## WHAT IS EXPECTED
For this exercise, repeat all of the material verbatim apart from its images.

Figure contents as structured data

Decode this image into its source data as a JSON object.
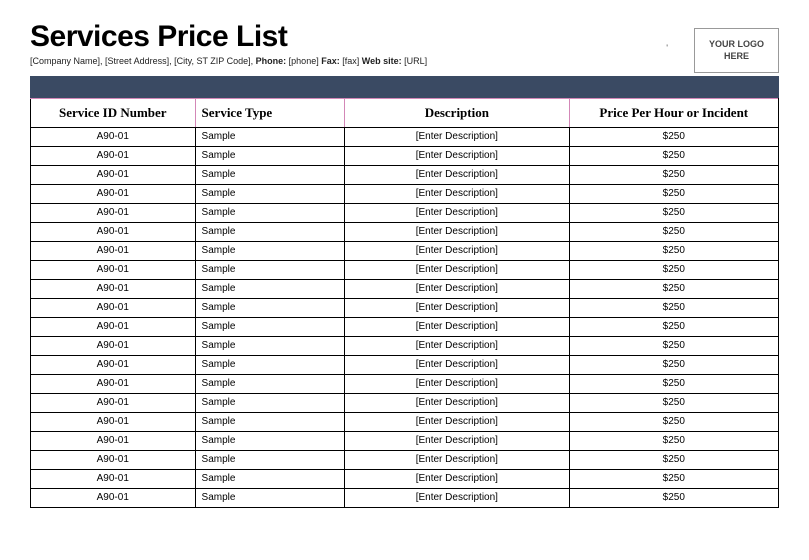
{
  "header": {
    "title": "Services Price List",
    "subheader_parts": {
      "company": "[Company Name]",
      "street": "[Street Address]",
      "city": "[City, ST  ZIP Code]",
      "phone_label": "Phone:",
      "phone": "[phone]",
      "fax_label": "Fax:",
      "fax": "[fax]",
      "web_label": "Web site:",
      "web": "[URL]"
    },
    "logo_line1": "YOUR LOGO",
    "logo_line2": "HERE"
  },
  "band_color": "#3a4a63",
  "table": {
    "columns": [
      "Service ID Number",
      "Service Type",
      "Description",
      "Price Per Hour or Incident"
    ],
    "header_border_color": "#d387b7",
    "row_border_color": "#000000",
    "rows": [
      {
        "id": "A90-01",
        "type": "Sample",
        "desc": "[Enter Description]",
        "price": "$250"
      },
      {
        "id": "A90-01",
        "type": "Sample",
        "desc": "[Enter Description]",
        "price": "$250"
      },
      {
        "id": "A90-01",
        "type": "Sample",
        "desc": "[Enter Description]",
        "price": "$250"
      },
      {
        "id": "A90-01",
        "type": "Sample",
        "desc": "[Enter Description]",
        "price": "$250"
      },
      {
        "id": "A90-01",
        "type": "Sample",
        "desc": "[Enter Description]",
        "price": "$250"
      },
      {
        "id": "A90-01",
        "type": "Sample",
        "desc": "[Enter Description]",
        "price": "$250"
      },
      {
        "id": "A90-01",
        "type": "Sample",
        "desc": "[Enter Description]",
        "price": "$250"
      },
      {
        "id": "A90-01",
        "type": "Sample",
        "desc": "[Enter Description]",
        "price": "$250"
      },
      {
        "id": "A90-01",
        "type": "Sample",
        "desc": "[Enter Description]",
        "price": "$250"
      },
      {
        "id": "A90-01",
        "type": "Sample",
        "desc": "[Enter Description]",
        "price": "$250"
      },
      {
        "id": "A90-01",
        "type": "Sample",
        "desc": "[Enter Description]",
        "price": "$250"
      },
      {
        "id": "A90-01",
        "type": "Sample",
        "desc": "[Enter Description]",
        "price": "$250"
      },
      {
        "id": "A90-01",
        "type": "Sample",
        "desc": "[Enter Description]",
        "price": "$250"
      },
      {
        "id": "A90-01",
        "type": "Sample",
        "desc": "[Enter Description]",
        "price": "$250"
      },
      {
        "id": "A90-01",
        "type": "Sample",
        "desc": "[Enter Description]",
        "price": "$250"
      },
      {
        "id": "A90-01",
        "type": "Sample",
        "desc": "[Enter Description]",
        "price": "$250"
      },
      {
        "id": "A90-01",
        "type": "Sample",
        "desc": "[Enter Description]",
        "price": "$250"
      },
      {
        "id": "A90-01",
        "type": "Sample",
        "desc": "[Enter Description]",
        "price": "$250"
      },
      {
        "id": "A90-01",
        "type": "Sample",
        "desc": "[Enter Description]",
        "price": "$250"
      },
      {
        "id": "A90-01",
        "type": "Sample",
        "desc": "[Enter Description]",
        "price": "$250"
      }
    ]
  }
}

## EXERCISE ANSWER
Decode this image into its source data as a JSON object.
{
  "header": {
    "title": "Services Price List",
    "subheader_parts": {
      "company": "[Company Name]",
      "street": "[Street Address]",
      "city": "[City, ST  ZIP Code]",
      "phone_label": "Phone:",
      "phone": "[phone]",
      "fax_label": "Fax:",
      "fax": "[fax]",
      "web_label": "Web site:",
      "web": "[URL]"
    },
    "logo_line1": "YOUR LOGO",
    "logo_line2": "HERE"
  },
  "band_color": "#3a4a63",
  "table": {
    "columns": [
      "Service ID Number",
      "Service Type",
      "Description",
      "Price Per Hour or Incident"
    ],
    "header_border_color": "#d387b7",
    "row_border_color": "#000000",
    "rows": [
      {
        "id": "A90-01",
        "type": "Sample",
        "desc": "[Enter Description]",
        "price": "$250"
      },
      {
        "id": "A90-01",
        "type": "Sample",
        "desc": "[Enter Description]",
        "price": "$250"
      },
      {
        "id": "A90-01",
        "type": "Sample",
        "desc": "[Enter Description]",
        "price": "$250"
      },
      {
        "id": "A90-01",
        "type": "Sample",
        "desc": "[Enter Description]",
        "price": "$250"
      },
      {
        "id": "A90-01",
        "type": "Sample",
        "desc": "[Enter Description]",
        "price": "$250"
      },
      {
        "id": "A90-01",
        "type": "Sample",
        "desc": "[Enter Description]",
        "price": "$250"
      },
      {
        "id": "A90-01",
        "type": "Sample",
        "desc": "[Enter Description]",
        "price": "$250"
      },
      {
        "id": "A90-01",
        "type": "Sample",
        "desc": "[Enter Description]",
        "price": "$250"
      },
      {
        "id": "A90-01",
        "type": "Sample",
        "desc": "[Enter Description]",
        "price": "$250"
      },
      {
        "id": "A90-01",
        "type": "Sample",
        "desc": "[Enter Description]",
        "price": "$250"
      },
      {
        "id": "A90-01",
        "type": "Sample",
        "desc": "[Enter Description]",
        "price": "$250"
      },
      {
        "id": "A90-01",
        "type": "Sample",
        "desc": "[Enter Description]",
        "price": "$250"
      },
      {
        "id": "A90-01",
        "type": "Sample",
        "desc": "[Enter Description]",
        "price": "$250"
      },
      {
        "id": "A90-01",
        "type": "Sample",
        "desc": "[Enter Description]",
        "price": "$250"
      },
      {
        "id": "A90-01",
        "type": "Sample",
        "desc": "[Enter Description]",
        "price": "$250"
      },
      {
        "id": "A90-01",
        "type": "Sample",
        "desc": "[Enter Description]",
        "price": "$250"
      },
      {
        "id": "A90-01",
        "type": "Sample",
        "desc": "[Enter Description]",
        "price": "$250"
      },
      {
        "id": "A90-01",
        "type": "Sample",
        "desc": "[Enter Description]",
        "price": "$250"
      },
      {
        "id": "A90-01",
        "type": "Sample",
        "desc": "[Enter Description]",
        "price": "$250"
      },
      {
        "id": "A90-01",
        "type": "Sample",
        "desc": "[Enter Description]",
        "price": "$250"
      }
    ]
  }
}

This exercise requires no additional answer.